Return every line of the data below that includes the string "China".

----- PROVIDED DATA -----

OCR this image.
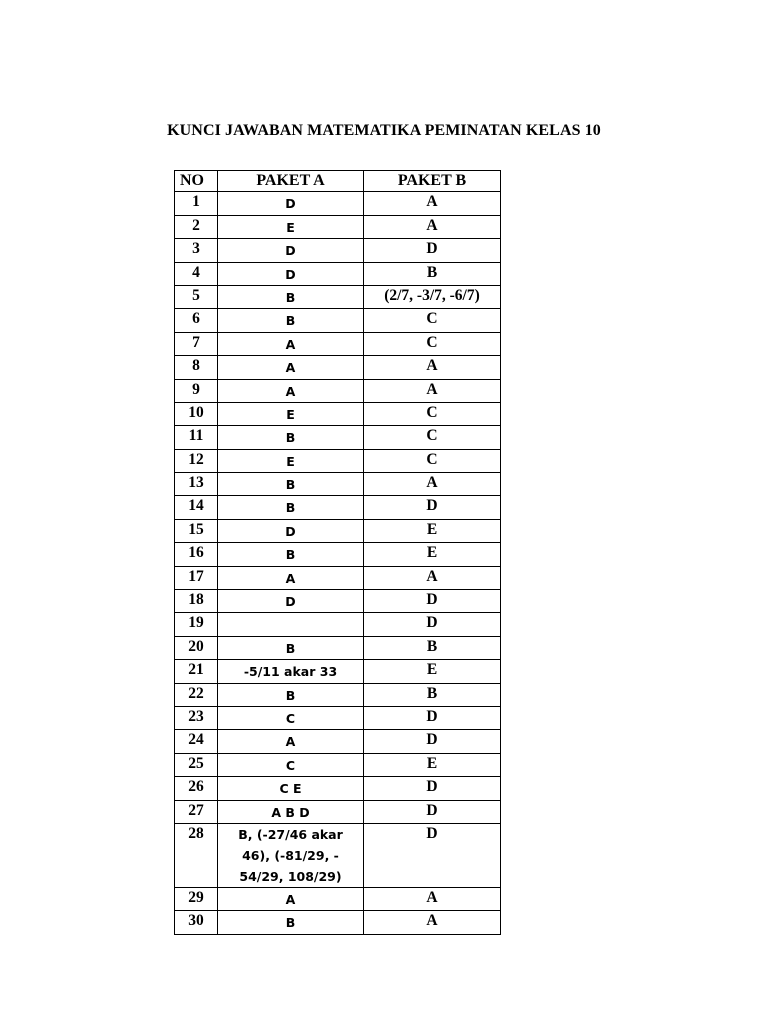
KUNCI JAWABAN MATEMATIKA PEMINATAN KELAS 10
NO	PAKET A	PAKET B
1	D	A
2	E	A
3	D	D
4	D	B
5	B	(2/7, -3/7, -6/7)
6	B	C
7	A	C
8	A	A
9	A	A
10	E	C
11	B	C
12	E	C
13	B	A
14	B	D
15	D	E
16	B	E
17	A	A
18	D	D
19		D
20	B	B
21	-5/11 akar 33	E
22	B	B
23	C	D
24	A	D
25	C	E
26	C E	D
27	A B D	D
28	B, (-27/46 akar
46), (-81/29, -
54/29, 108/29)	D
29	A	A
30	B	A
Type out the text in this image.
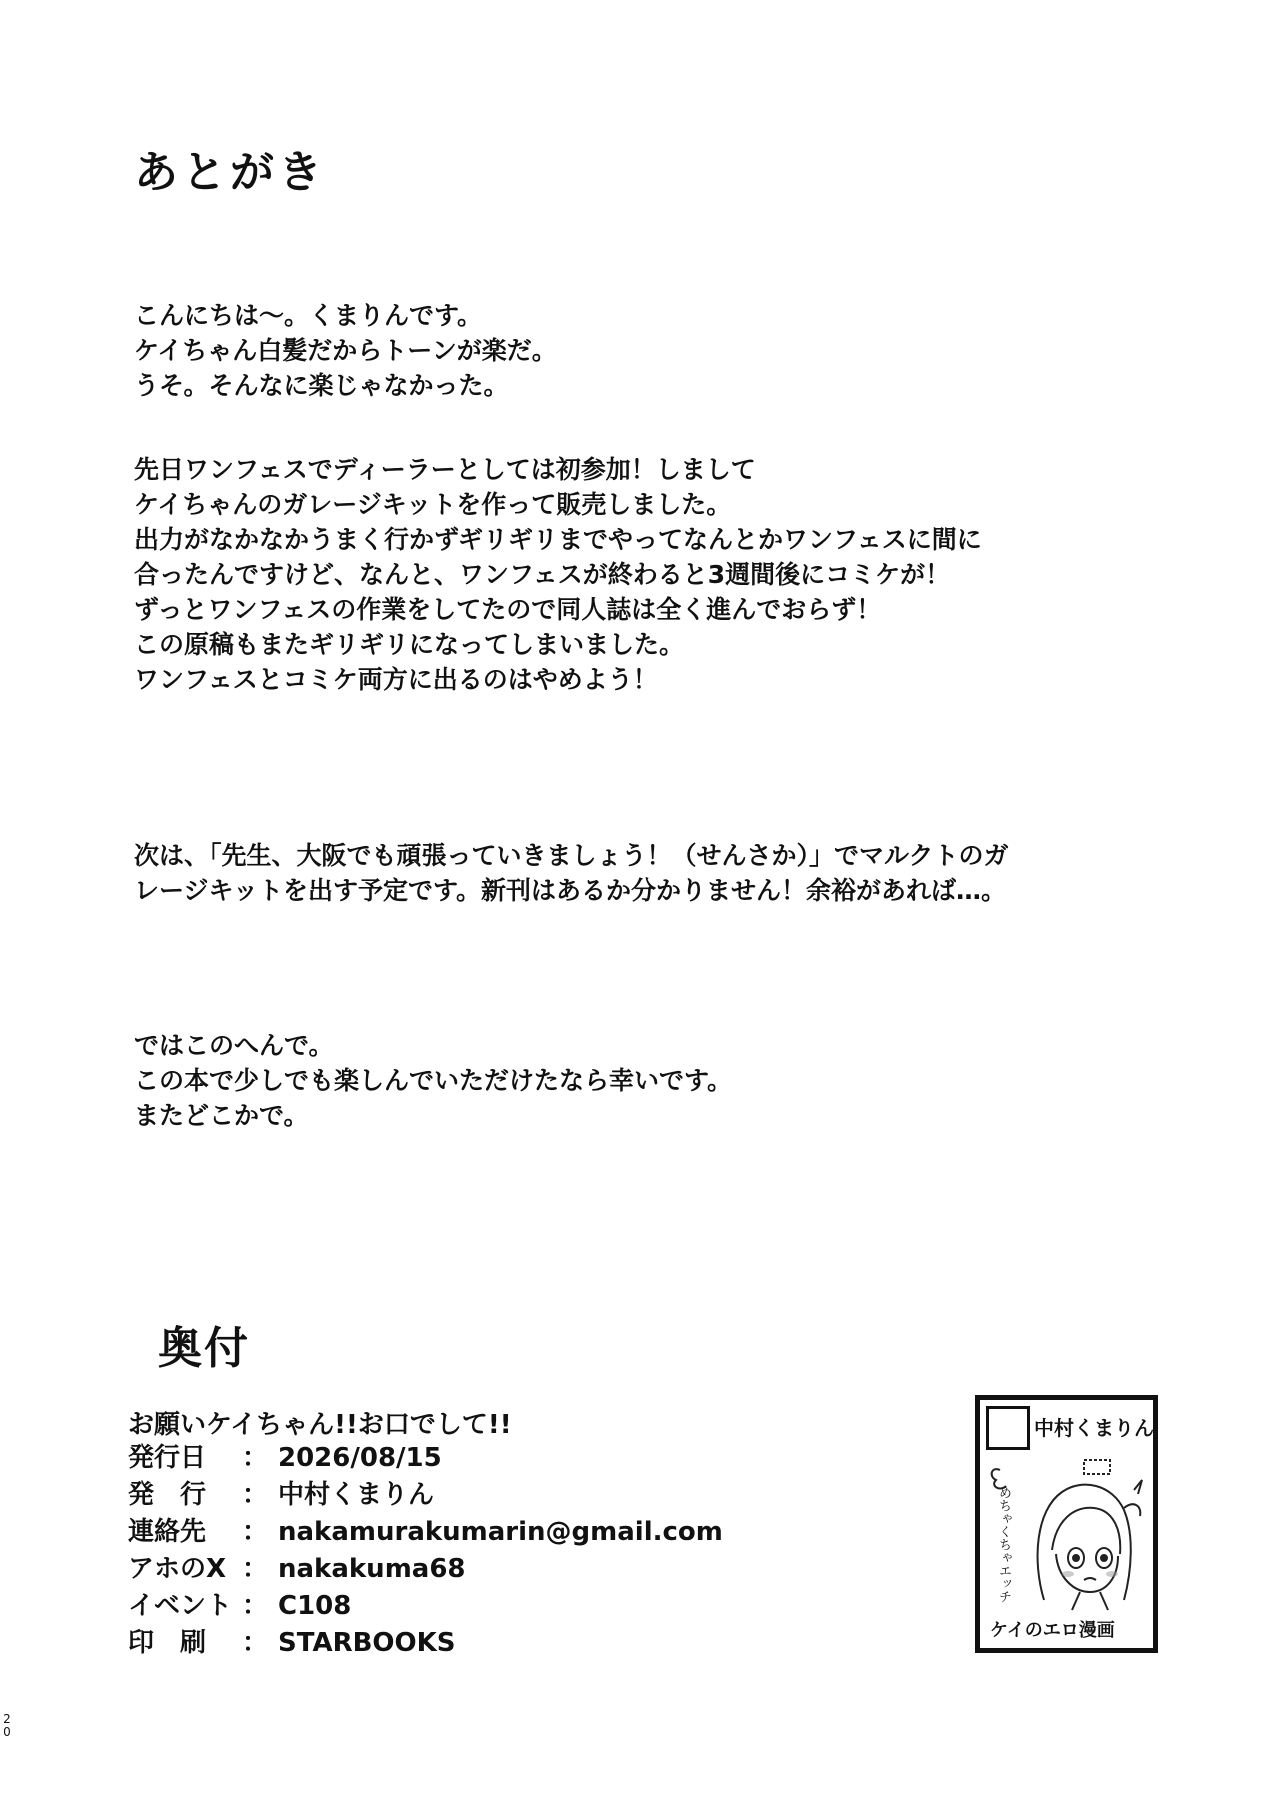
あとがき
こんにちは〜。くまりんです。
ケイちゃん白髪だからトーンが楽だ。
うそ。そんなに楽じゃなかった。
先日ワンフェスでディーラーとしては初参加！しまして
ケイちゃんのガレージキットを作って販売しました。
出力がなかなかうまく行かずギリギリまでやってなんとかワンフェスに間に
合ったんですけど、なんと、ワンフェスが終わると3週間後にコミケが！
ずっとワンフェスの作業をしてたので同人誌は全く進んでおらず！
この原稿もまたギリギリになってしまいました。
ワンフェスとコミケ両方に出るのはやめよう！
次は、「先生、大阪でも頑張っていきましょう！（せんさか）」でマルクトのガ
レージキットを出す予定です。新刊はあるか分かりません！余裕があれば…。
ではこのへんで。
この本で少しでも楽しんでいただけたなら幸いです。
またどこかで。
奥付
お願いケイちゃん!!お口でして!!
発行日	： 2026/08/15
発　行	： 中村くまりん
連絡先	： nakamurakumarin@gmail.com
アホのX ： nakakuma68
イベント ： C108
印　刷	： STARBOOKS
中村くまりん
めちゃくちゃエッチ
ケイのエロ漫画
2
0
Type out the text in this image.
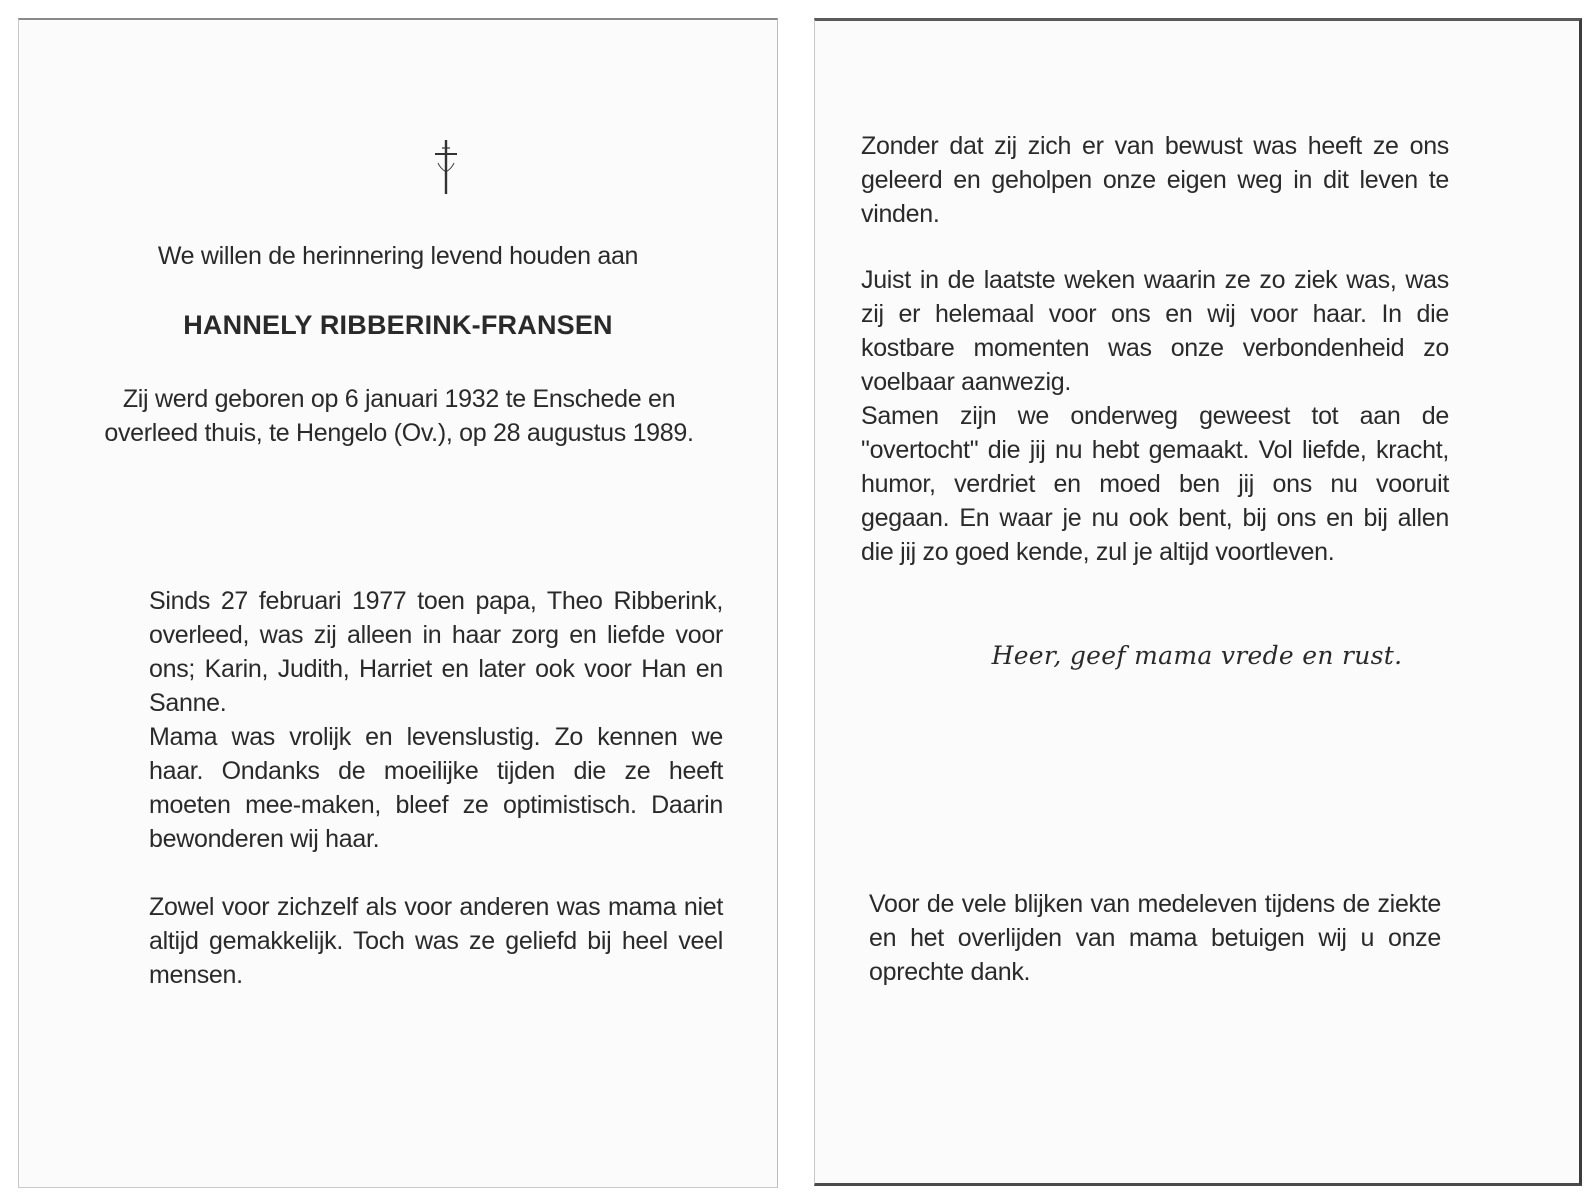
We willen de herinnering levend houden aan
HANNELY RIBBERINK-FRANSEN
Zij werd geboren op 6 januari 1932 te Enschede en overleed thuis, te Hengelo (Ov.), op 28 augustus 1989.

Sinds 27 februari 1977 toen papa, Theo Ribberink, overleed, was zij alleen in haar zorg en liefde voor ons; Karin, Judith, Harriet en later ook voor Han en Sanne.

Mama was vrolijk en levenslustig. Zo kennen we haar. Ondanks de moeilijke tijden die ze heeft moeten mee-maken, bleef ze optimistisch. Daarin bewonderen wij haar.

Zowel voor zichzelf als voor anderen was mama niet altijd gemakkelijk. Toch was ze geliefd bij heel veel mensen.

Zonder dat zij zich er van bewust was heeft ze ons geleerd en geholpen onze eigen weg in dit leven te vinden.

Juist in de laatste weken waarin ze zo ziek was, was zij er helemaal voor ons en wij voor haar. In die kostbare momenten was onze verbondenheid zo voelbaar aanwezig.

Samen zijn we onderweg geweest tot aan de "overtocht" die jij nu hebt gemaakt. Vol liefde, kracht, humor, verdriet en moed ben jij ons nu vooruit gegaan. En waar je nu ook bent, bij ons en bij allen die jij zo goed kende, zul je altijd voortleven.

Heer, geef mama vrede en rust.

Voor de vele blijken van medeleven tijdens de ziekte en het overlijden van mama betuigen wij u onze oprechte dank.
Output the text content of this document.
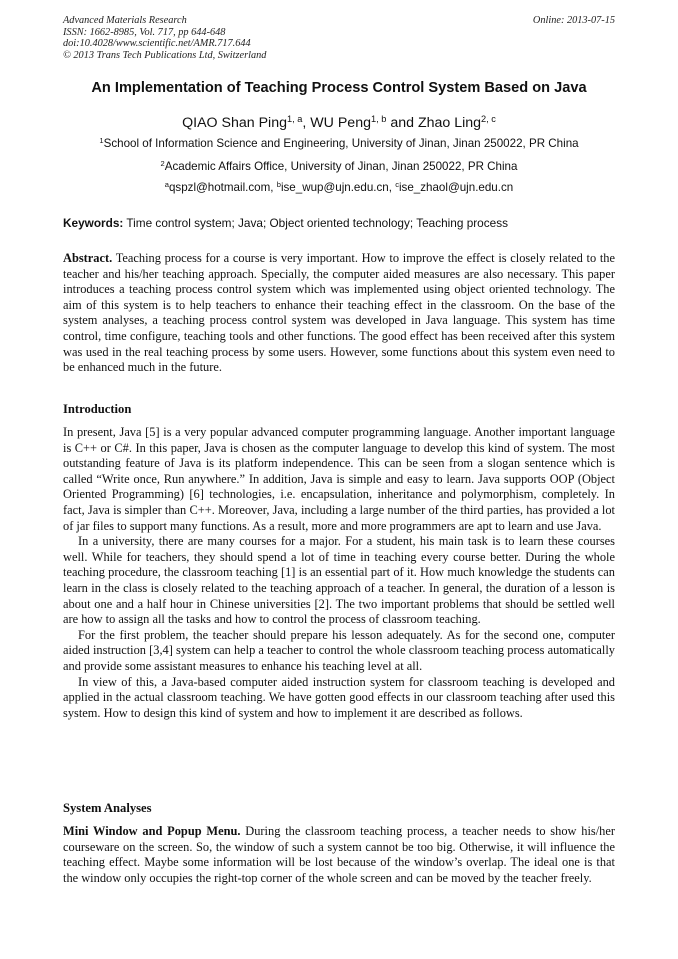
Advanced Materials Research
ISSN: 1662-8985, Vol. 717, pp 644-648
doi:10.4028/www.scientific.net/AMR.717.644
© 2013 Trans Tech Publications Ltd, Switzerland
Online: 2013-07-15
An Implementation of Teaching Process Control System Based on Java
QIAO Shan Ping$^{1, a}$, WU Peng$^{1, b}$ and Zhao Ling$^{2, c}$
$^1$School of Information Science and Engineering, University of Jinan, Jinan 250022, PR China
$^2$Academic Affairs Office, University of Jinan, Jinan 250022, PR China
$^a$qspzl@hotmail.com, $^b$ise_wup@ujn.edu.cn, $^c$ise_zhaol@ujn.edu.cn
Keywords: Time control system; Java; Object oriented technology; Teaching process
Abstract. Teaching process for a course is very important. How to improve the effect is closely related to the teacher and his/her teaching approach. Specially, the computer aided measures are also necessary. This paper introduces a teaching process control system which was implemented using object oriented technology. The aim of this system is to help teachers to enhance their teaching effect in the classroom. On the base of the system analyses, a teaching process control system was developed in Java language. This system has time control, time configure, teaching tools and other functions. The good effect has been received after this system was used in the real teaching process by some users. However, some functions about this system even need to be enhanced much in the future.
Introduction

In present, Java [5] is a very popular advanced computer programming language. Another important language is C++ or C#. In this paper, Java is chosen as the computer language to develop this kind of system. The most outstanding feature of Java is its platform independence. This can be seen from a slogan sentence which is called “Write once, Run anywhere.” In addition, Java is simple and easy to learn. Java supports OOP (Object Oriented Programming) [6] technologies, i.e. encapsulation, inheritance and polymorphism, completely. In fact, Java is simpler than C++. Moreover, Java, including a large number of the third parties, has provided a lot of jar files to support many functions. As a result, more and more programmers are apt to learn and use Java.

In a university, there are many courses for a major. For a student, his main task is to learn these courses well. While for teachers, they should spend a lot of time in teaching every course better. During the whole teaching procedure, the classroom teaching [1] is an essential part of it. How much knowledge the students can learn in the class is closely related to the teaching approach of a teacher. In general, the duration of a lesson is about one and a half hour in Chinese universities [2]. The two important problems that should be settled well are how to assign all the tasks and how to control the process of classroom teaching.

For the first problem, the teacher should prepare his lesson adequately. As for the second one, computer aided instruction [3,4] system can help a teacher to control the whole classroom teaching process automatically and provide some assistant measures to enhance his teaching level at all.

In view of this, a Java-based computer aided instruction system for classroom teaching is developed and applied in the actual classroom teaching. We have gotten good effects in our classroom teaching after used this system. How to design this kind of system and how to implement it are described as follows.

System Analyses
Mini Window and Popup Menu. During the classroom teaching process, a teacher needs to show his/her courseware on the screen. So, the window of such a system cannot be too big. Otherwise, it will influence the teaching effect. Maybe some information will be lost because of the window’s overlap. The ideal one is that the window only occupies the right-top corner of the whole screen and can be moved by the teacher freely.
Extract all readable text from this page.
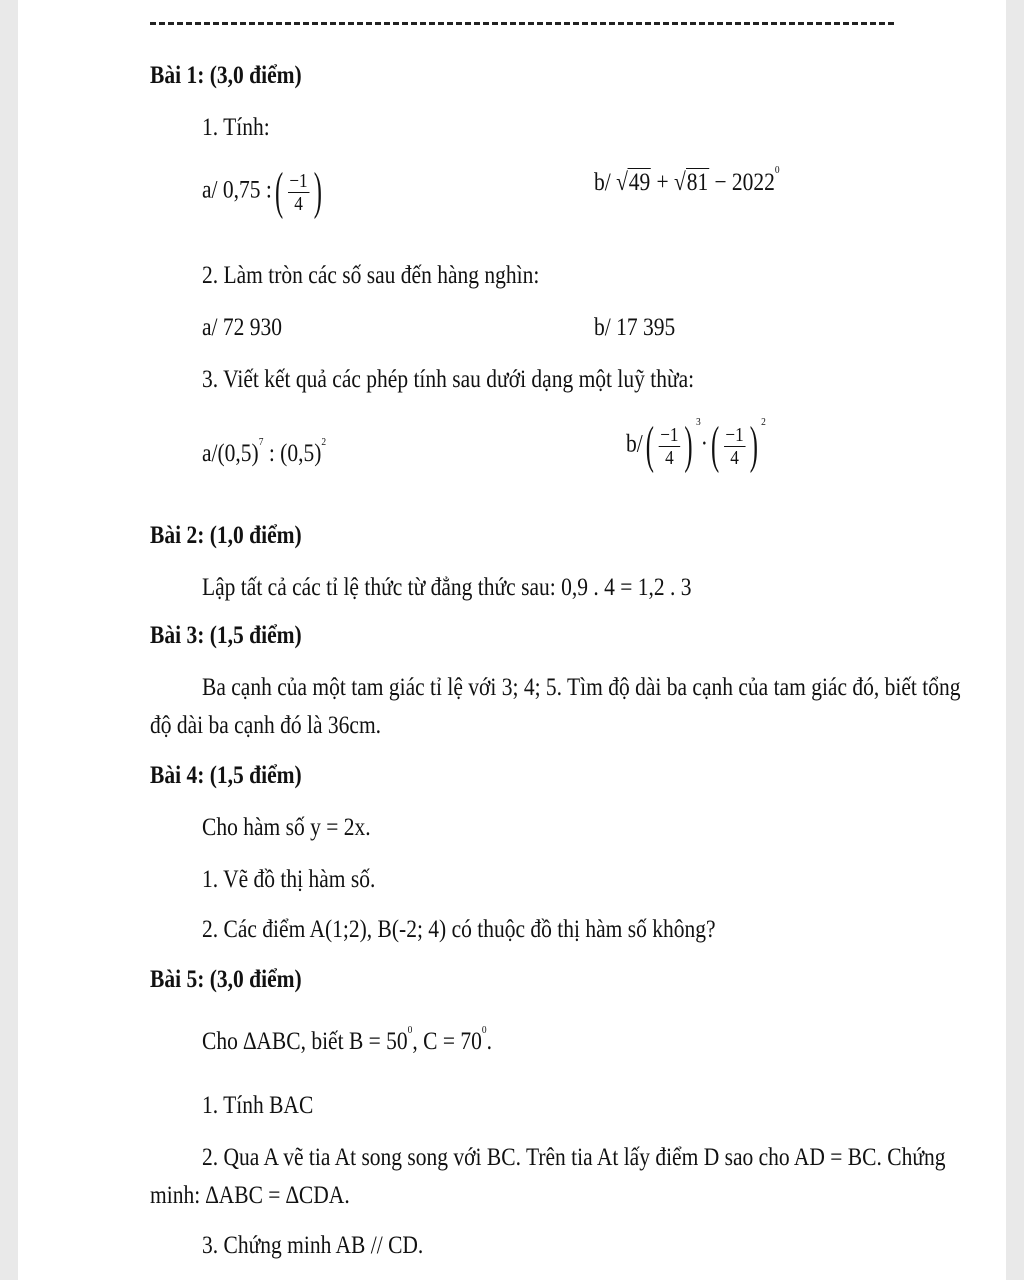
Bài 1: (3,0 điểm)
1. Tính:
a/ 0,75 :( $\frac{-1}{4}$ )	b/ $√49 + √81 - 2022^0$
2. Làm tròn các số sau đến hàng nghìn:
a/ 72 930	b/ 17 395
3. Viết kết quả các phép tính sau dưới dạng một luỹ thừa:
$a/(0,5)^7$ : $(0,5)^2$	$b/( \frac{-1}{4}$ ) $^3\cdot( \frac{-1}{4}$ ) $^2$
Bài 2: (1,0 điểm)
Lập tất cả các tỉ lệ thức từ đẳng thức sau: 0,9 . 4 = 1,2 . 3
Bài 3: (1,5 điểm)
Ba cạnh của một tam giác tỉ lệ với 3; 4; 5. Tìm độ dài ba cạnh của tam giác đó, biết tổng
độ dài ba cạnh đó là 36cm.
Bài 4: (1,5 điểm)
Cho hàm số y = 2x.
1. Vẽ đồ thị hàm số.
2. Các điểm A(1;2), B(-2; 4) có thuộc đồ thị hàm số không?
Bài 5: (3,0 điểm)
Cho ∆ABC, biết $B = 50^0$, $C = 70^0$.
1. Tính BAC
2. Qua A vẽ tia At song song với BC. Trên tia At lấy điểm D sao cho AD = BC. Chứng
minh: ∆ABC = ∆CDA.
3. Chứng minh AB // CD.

-----

■ **FINISHED EXERCISE**:
$^1$School of Information Science and Engineering, University of Jinan, Jinan 250022, PR China
$^2$Academic Affairs Office, University of Jinan, Jinan 250022, PR China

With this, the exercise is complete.